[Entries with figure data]
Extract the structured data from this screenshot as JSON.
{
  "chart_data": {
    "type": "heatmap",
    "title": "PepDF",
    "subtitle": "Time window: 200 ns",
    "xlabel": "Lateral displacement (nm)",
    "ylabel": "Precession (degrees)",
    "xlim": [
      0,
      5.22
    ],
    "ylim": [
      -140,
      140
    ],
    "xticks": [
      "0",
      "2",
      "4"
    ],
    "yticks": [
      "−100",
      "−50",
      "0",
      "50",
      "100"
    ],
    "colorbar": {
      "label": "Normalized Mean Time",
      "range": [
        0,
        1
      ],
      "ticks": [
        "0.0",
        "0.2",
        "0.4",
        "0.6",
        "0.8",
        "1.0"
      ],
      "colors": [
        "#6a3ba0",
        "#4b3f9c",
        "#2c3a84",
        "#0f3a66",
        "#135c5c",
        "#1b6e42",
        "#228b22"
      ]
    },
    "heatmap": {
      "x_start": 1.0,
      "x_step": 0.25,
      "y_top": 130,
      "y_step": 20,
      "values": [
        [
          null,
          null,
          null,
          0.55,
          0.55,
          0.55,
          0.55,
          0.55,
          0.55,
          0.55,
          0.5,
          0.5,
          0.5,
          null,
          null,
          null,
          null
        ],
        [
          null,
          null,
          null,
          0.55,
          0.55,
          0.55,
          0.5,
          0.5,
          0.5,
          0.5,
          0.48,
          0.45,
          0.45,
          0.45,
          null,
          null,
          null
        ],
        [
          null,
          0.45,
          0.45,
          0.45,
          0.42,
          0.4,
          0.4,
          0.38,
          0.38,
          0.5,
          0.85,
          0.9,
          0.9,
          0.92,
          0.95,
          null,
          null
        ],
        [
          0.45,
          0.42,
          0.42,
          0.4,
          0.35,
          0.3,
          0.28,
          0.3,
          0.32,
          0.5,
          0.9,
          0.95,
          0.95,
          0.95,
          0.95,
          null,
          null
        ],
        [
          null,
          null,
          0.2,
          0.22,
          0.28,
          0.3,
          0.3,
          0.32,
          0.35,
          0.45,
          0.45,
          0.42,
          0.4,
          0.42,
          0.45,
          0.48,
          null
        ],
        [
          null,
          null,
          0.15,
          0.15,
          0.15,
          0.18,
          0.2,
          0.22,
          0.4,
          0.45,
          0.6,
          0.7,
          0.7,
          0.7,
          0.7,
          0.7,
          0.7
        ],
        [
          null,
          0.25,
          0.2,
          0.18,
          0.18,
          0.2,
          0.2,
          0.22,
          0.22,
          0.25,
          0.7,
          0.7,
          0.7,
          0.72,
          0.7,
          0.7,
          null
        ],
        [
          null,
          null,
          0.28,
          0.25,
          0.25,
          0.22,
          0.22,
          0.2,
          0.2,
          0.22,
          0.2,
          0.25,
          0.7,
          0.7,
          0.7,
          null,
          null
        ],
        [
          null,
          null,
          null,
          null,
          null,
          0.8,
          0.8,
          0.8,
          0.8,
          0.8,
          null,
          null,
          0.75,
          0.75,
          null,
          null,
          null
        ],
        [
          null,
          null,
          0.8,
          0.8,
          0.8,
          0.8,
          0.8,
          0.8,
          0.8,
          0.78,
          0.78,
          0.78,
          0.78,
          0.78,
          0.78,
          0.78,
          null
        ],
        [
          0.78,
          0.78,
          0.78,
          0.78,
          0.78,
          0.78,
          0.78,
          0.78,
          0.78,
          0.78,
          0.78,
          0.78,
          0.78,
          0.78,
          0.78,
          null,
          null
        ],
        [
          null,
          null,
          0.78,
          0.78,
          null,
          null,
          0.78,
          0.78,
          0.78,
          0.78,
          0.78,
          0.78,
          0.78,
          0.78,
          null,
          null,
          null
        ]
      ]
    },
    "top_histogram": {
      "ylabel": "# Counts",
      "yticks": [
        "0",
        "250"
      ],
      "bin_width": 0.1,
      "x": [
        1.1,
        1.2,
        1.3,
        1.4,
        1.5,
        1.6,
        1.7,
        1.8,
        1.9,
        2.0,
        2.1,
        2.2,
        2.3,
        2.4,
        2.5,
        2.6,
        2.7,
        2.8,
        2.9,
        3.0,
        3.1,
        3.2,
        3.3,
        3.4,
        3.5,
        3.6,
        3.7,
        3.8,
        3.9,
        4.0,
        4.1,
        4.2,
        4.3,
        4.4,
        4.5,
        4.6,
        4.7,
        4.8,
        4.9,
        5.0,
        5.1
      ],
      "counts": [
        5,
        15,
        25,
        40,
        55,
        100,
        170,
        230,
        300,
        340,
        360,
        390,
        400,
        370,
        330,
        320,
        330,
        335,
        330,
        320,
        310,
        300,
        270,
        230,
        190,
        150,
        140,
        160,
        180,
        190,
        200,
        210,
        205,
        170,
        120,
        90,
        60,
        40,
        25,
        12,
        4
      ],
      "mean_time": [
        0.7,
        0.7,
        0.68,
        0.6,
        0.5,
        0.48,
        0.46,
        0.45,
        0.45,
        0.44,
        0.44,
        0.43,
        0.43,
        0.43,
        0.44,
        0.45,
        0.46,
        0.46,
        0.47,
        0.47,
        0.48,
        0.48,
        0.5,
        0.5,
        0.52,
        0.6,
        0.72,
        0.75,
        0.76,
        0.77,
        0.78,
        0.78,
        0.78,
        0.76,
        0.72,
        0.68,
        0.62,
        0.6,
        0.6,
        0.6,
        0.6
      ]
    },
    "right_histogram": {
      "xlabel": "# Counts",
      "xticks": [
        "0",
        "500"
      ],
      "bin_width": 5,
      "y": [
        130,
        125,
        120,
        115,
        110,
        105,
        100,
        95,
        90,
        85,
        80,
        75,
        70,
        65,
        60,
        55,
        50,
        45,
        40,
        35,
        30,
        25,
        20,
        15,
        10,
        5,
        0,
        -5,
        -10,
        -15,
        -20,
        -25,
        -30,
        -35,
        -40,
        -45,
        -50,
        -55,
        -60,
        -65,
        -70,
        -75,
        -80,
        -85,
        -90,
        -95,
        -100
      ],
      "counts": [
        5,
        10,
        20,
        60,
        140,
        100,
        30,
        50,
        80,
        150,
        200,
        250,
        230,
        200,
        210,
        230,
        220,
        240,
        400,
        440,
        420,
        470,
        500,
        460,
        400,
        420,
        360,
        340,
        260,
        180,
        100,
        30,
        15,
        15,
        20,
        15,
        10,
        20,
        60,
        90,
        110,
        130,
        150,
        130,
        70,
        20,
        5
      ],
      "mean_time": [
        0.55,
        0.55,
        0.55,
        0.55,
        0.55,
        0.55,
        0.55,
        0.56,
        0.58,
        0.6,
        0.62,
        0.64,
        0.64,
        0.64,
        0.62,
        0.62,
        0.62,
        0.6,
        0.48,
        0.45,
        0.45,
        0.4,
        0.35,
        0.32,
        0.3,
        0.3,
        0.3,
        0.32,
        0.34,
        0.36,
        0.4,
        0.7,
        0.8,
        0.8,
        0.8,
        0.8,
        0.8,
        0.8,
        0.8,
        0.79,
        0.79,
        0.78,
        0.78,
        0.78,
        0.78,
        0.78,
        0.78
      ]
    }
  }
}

§ **TASK REQUIREMENTS**:
Give the records above again, word for word.

§ **FINAL RESULT**:
Extract the structured data from this screenshot as JSON.
{
  "chart_data": {
    "type": "heatmap",
    "title": "PepDF",
    "subtitle": "Time window: 200 ns",
    "xlabel": "Lateral displacement (nm)",
    "ylabel": "Precession (degrees)",
    "xlim": [
      0,
      5.22
    ],
    "ylim": [
      -140,
      140
    ],
    "xticks": [
      "0",
      "2",
      "4"
    ],
    "yticks": [
      "−100",
      "−50",
      "0",
      "50",
      "100"
    ],
    "colorbar": {
      "label": "Normalized Mean Time",
      "range": [
        0,
        1
      ],
      "ticks": [
        "0.0",
        "0.2",
        "0.4",
        "0.6",
        "0.8",
        "1.0"
      ],
      "colors": [
        "#6a3ba0",
        "#4b3f9c",
        "#2c3a84",
        "#0f3a66",
        "#135c5c",
        "#1b6e42",
        "#228b22"
      ]
    },
    "heatmap": {
      "x_start": 1.0,
      "x_step": 0.25,
      "y_top": 130,
      "y_step": 20,
      "values": [
        [
          null,
          null,
          null,
          0.55,
          0.55,
          0.55,
          0.55,
          0.55,
          0.55,
          0.55,
          0.5,
          0.5,
          0.5,
          null,
          null,
          null,
          null
        ],
        [
          null,
          null,
          null,
          0.55,
          0.55,
          0.55,
          0.5,
          0.5,
          0.5,
          0.5,
          0.48,
          0.45,
          0.45,
          0.45,
          null,
          null,
          null
        ],
        [
          null,
          0.45,
          0.45,
          0.45,
          0.42,
          0.4,
          0.4,
          0.38,
          0.38,
          0.5,
          0.85,
          0.9,
          0.9,
          0.92,
          0.95,
          null,
          null
        ],
        [
          0.45,
          0.42,
          0.42,
          0.4,
          0.35,
          0.3,
          0.28,
          0.3,
          0.32,
          0.5,
          0.9,
          0.95,
          0.95,
          0.95,
          0.95,
          null,
          null
        ],
        [
          null,
          null,
          0.2,
          0.22,
          0.28,
          0.3,
          0.3,
          0.32,
          0.35,
          0.45,
          0.45,
          0.42,
          0.4,
          0.42,
          0.45,
          0.48,
          null
        ],
        [
          null,
          null,
          0.15,
          0.15,
          0.15,
          0.18,
          0.2,
          0.22,
          0.4,
          0.45,
          0.6,
          0.7,
          0.7,
          0.7,
          0.7,
          0.7,
          0.7
        ],
        [
          null,
          0.25,
          0.2,
          0.18,
          0.18,
          0.2,
          0.2,
          0.22,
          0.22,
          0.25,
          0.7,
          0.7,
          0.7,
          0.72,
          0.7,
          0.7,
          null
        ],
        [
          null,
          null,
          0.28,
          0.25,
          0.25,
          0.22,
          0.22,
          0.2,
          0.2,
          0.22,
          0.2,
          0.25,
          0.7,
          0.7,
          0.7,
          null,
          null
        ],
        [
          null,
          null,
          null,
          null,
          null,
          0.8,
          0.8,
          0.8,
          0.8,
          0.8,
          null,
          null,
          0.75,
          0.75,
          null,
          null,
          null
        ],
        [
          null,
          null,
          0.8,
          0.8,
          0.8,
          0.8,
          0.8,
          0.8,
          0.8,
          0.78,
          0.78,
          0.78,
          0.78,
          0.78,
          0.78,
          0.78,
          null
        ],
        [
          0.78,
          0.78,
          0.78,
          0.78,
          0.78,
          0.78,
          0.78,
          0.78,
          0.78,
          0.78,
          0.78,
          0.78,
          0.78,
          0.78,
          0.78,
          null,
          null
        ],
        [
          null,
          null,
          0.78,
          0.78,
          null,
          null,
          0.78,
          0.78,
          0.78,
          0.78,
          0.78,
          0.78,
          0.78,
          0.78,
          null,
          null,
          null
        ]
      ]
    },
    "top_histogram": {
      "ylabel": "# Counts",
      "yticks": [
        "0",
        "250"
      ],
      "bin_width": 0.1,
      "x": [
        1.1,
        1.2,
        1.3,
        1.4,
        1.5,
        1.6,
        1.7,
        1.8,
        1.9,
        2.0,
        2.1,
        2.2,
        2.3,
        2.4,
        2.5,
        2.6,
        2.7,
        2.8,
        2.9,
        3.0,
        3.1,
        3.2,
        3.3,
        3.4,
        3.5,
        3.6,
        3.7,
        3.8,
        3.9,
        4.0,
        4.1,
        4.2,
        4.3,
        4.4,
        4.5,
        4.6,
        4.7,
        4.8,
        4.9,
        5.0,
        5.1
      ],
      "counts": [
        5,
        15,
        25,
        40,
        55,
        100,
        170,
        230,
        300,
        340,
        360,
        390,
        400,
        370,
        330,
        320,
        330,
        335,
        330,
        320,
        310,
        300,
        270,
        230,
        190,
        150,
        140,
        160,
        180,
        190,
        200,
        210,
        205,
        170,
        120,
        90,
        60,
        40,
        25,
        12,
        4
      ],
      "mean_time": [
        0.7,
        0.7,
        0.68,
        0.6,
        0.5,
        0.48,
        0.46,
        0.45,
        0.45,
        0.44,
        0.44,
        0.43,
        0.43,
        0.43,
        0.44,
        0.45,
        0.46,
        0.46,
        0.47,
        0.47,
        0.48,
        0.48,
        0.5,
        0.5,
        0.52,
        0.6,
        0.72,
        0.75,
        0.76,
        0.77,
        0.78,
        0.78,
        0.78,
        0.76,
        0.72,
        0.68,
        0.62,
        0.6,
        0.6,
        0.6,
        0.6
      ]
    },
    "right_histogram": {
      "xlabel": "# Counts",
      "xticks": [
        "0",
        "500"
      ],
      "bin_width": 5,
      "y": [
        130,
        125,
        120,
        115,
        110,
        105,
        100,
        95,
        90,
        85,
        80,
        75,
        70,
        65,
        60,
        55,
        50,
        45,
        40,
        35,
        30,
        25,
        20,
        15,
        10,
        5,
        0,
        -5,
        -10,
        -15,
        -20,
        -25,
        -30,
        -35,
        -40,
        -45,
        -50,
        -55,
        -60,
        -65,
        -70,
        -75,
        -80,
        -85,
        -90,
        -95,
        -100
      ],
      "counts": [
        5,
        10,
        20,
        60,
        140,
        100,
        30,
        50,
        80,
        150,
        200,
        250,
        230,
        200,
        210,
        230,
        220,
        240,
        400,
        440,
        420,
        470,
        500,
        460,
        400,
        420,
        360,
        340,
        260,
        180,
        100,
        30,
        15,
        15,
        20,
        15,
        10,
        20,
        60,
        90,
        110,
        130,
        150,
        130,
        70,
        20,
        5
      ],
      "mean_time": [
        0.55,
        0.55,
        0.55,
        0.55,
        0.55,
        0.55,
        0.55,
        0.56,
        0.58,
        0.6,
        0.62,
        0.64,
        0.64,
        0.64,
        0.62,
        0.62,
        0.62,
        0.6,
        0.48,
        0.45,
        0.45,
        0.4,
        0.35,
        0.32,
        0.3,
        0.3,
        0.3,
        0.32,
        0.34,
        0.36,
        0.4,
        0.7,
        0.8,
        0.8,
        0.8,
        0.8,
        0.8,
        0.8,
        0.8,
        0.79,
        0.79,
        0.78,
        0.78,
        0.78,
        0.78,
        0.78,
        0.78
      ]
    }
  }
}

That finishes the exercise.